Sudden Death Syndrome in Poultry

Small and Backyard Flocks May 05, 2015 Print Friendly and PDF

Written by: Dr. Jacquie Jacob, University of Kentucky

Sudden death syndrome (SDS) is also known as flip-over disease. Birds show no outward signs of disease but suddenly extend their necks, gasp, or squawk. They flap their wings, typically resulting in the birds flipping over on their backs (hence the name flip-over disease). The majority of the birds affected are males, especially those of the larger breeds. The incidence in a rapidly growing, healthy broiler flock is typically 1% to 4%. With reduced growth rates, the incidence of SDS is considerably lower.

The cause of SDS is not clear, but it is believed to be a metabolic disease related to high carbohydrate intake. SDS can occur as early as three days of age and may continue until birds reach market weight. Peak mortality generally occurs when birds are between 12 and 28 days of age.

(Structured page parsing data)

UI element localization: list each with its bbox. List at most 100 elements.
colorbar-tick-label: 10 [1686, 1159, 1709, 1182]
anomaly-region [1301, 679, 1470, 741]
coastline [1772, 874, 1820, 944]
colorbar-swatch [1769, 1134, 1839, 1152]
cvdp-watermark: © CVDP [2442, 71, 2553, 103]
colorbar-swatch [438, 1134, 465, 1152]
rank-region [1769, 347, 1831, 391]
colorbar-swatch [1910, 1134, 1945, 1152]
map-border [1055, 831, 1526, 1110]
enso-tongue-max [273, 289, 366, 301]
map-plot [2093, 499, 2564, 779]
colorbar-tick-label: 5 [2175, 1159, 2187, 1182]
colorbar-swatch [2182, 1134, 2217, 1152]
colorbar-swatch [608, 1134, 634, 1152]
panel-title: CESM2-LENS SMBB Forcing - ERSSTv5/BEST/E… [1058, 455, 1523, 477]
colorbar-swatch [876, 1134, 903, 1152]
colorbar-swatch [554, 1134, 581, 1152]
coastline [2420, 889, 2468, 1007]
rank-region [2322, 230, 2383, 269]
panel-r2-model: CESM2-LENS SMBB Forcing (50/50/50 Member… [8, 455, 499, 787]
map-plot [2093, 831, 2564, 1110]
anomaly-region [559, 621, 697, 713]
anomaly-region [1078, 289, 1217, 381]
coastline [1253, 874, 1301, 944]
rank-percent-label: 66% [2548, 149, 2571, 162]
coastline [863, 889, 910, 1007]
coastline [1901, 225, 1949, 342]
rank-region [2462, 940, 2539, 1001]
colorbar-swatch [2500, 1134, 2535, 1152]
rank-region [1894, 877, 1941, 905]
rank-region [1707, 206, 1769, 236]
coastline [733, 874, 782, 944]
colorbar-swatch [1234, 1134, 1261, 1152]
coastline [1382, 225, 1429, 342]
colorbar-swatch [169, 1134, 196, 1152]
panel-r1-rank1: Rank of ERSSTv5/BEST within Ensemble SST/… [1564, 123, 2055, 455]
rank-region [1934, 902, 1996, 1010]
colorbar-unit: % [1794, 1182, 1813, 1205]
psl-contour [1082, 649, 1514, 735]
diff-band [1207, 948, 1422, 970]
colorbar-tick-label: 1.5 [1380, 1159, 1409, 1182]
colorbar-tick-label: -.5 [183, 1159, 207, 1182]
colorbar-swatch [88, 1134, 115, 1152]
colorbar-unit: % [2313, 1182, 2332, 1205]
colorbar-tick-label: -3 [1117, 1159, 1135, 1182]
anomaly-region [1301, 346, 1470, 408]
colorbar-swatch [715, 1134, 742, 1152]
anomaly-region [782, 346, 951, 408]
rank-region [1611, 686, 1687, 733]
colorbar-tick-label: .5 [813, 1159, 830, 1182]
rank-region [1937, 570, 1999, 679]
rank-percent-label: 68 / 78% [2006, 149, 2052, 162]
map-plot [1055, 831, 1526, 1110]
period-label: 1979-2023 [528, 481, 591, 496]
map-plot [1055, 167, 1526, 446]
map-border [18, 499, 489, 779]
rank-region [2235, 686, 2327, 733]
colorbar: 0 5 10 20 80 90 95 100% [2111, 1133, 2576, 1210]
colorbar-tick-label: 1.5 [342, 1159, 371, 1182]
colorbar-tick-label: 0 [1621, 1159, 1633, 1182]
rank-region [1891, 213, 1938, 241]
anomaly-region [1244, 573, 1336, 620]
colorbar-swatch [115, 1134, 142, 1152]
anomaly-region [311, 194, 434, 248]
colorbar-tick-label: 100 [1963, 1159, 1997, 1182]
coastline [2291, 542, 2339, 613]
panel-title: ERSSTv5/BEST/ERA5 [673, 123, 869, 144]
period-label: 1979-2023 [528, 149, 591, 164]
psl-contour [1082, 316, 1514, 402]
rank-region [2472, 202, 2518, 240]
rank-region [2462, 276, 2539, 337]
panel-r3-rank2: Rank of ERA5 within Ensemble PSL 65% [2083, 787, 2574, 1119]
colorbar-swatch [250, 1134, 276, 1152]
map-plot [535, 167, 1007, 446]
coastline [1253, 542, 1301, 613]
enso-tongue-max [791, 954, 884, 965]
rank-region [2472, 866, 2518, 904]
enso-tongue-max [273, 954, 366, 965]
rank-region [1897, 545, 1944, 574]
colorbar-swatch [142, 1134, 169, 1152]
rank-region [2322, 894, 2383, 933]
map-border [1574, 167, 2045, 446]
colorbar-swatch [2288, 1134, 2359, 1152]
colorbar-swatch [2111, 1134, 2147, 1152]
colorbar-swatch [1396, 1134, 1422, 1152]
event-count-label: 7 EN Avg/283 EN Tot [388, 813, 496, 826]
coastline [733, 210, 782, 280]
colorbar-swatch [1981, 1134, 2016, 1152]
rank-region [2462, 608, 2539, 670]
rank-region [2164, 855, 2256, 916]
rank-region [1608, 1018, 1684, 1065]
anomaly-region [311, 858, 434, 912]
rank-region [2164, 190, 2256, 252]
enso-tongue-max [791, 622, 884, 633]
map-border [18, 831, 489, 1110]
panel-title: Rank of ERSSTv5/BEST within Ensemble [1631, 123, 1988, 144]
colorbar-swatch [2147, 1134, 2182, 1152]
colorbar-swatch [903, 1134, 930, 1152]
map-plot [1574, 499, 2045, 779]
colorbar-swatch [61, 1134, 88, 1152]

▶ [PROBLEMS AND TASKS]:
• 1. Translate this sentence from the passage on sudden death syndrome in poultry into Spanish: "Peak mortality generally occurs when birds are between 12 and 28 days of age."
• 2. Resume the passage on sudden death syndrome in poultry, picking up after its final sentence.
None of the items are needed for this work.

▶ [OUTPUTS BY TASK]:
• 1. La mortalidad máxima generalmente se produce cuando las aves tienen entre 12 y 28 días de edad.

• 2.
Confirmation of SDS is difficult because there are no specific gross or histological lesions present. Dead birds are typically well fleshed and have feed in the digestive tract. The gall bladder is small or empty, indicating that the broiler was on full feed. When broilers that otherwise look healthy are found lying on their backs, it is assumed that they died of SDS because that position is rare for other causes of disease.

The incidence of SDS can be reduced by slowing the growth rate of broilers, particularly during the first three weeks of life. This can be achieved by reducing the number of hours of light exposure per day and/or providing a low-energy diet.